**Request**
Set each record down exactly, excluding all images.

↓

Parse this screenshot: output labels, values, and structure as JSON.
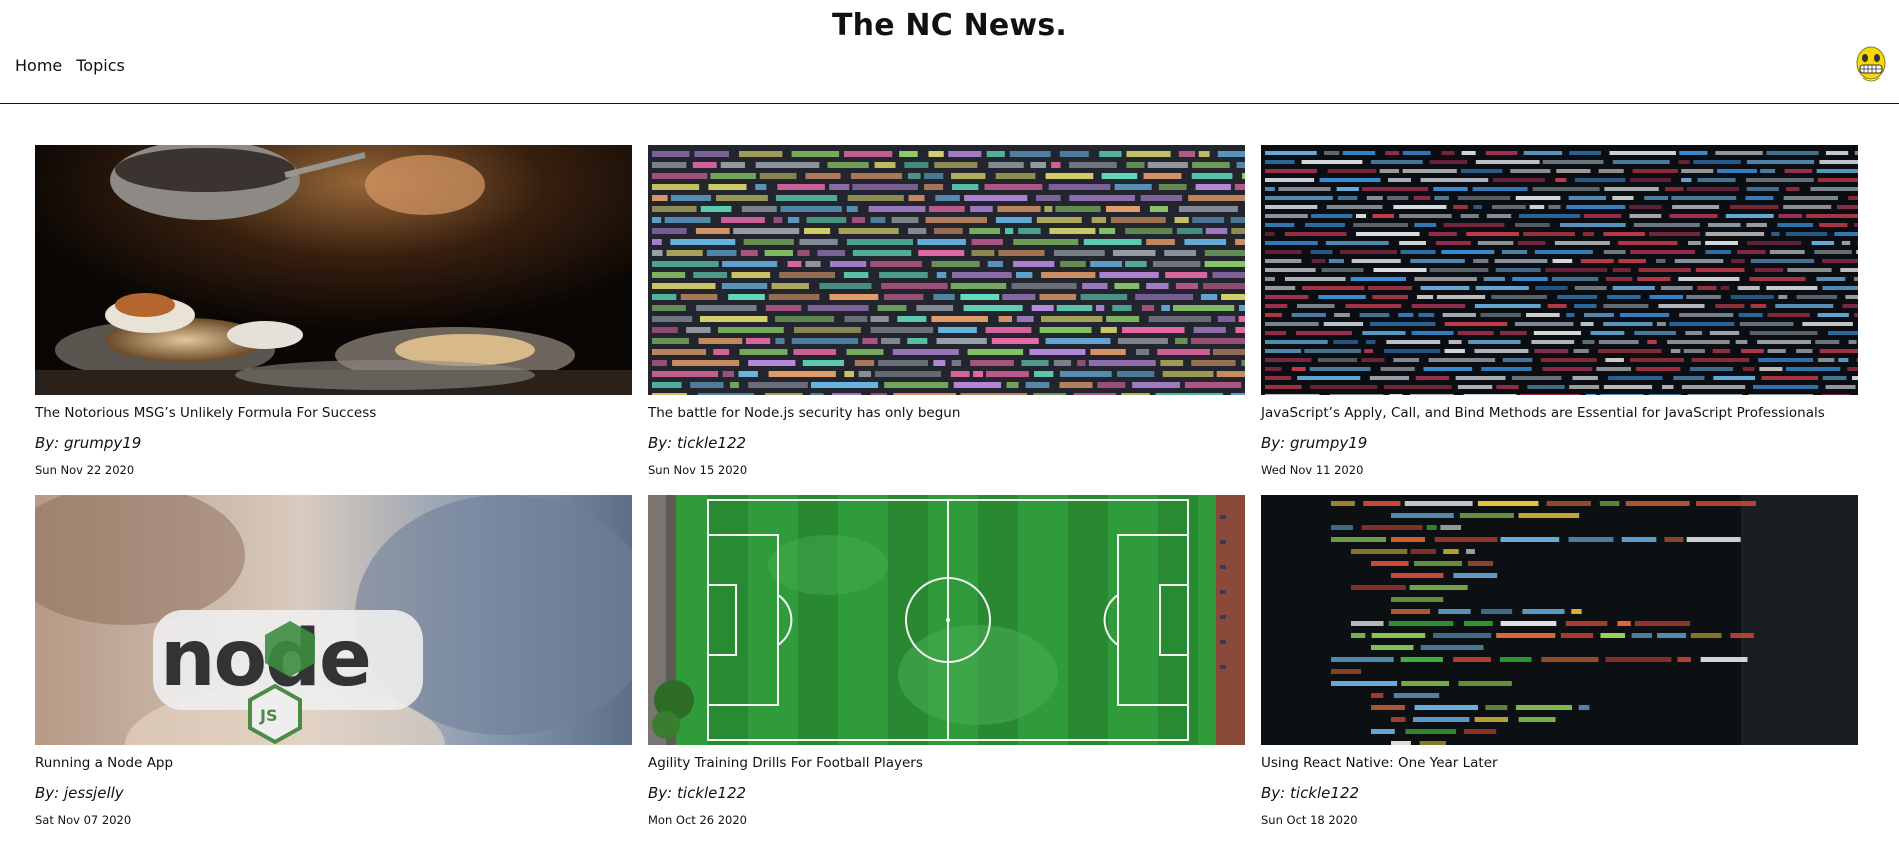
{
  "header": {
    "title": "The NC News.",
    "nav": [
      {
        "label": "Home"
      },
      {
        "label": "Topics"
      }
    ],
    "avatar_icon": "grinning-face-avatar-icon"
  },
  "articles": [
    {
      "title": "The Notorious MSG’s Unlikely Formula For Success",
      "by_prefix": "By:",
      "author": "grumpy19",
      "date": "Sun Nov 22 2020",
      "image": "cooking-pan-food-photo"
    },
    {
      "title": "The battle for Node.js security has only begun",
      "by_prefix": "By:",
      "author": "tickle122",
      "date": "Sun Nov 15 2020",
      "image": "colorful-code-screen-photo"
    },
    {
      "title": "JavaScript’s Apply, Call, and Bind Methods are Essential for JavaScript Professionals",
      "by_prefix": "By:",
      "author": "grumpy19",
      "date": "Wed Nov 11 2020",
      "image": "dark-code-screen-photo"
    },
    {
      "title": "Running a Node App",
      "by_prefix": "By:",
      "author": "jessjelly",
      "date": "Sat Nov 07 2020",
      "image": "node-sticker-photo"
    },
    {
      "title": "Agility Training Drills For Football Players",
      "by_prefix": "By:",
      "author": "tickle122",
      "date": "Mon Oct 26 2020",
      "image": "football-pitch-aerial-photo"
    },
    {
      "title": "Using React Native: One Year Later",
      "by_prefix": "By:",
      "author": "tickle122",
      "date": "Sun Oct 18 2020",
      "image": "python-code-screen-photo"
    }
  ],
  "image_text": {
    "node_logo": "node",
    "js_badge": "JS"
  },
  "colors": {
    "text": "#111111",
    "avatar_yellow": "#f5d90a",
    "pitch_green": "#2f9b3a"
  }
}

↑

**Full response**
Parse this screenshot: output labels, values, and structure as JSON.
{
  "header": {
    "title": "The NC News.",
    "nav": [
      {
        "label": "Home"
      },
      {
        "label": "Topics"
      }
    ],
    "avatar_icon": "grinning-face-avatar-icon"
  },
  "articles": [
    {
      "title": "The Notorious MSG’s Unlikely Formula For Success",
      "by_prefix": "By:",
      "author": "grumpy19",
      "date": "Sun Nov 22 2020",
      "image": "cooking-pan-food-photo"
    },
    {
      "title": "The battle for Node.js security has only begun",
      "by_prefix": "By:",
      "author": "tickle122",
      "date": "Sun Nov 15 2020",
      "image": "colorful-code-screen-photo"
    },
    {
      "title": "JavaScript’s Apply, Call, and Bind Methods are Essential for JavaScript Professionals",
      "by_prefix": "By:",
      "author": "grumpy19",
      "date": "Wed Nov 11 2020",
      "image": "dark-code-screen-photo"
    },
    {
      "title": "Running a Node App",
      "by_prefix": "By:",
      "author": "jessjelly",
      "date": "Sat Nov 07 2020",
      "image": "node-sticker-photo"
    },
    {
      "title": "Agility Training Drills For Football Players",
      "by_prefix": "By:",
      "author": "tickle122",
      "date": "Mon Oct 26 2020",
      "image": "football-pitch-aerial-photo"
    },
    {
      "title": "Using React Native: One Year Later",
      "by_prefix": "By:",
      "author": "tickle122",
      "date": "Sun Oct 18 2020",
      "image": "python-code-screen-photo"
    }
  ],
  "image_text": {
    "node_logo": "node",
    "js_badge": "JS"
  },
  "colors": {
    "text": "#111111",
    "avatar_yellow": "#f5d90a",
    "pitch_green": "#2f9b3a"
  }
}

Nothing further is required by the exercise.